Records from a collection:
• • •
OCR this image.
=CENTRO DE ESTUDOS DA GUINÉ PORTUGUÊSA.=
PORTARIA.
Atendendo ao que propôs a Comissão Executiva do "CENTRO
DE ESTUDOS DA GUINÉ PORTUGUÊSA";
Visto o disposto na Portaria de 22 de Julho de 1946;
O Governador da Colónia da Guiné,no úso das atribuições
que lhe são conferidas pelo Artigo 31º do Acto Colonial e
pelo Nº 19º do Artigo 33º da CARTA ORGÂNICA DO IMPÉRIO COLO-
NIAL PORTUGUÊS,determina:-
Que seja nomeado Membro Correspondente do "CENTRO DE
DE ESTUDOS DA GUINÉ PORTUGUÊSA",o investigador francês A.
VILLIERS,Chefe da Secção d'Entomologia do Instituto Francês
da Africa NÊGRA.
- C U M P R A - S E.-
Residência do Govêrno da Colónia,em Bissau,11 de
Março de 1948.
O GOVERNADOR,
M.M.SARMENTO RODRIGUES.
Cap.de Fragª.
• • •
• Exercise details:
Return all lines containing the word "pelo".

• Exercise output:
que lhe são conferidas pelo Artigo 31º do Acto Colonial e
pelo Nº 19º do Artigo 33º da CARTA ORGÂNICA DO IMPÉRIO COLO-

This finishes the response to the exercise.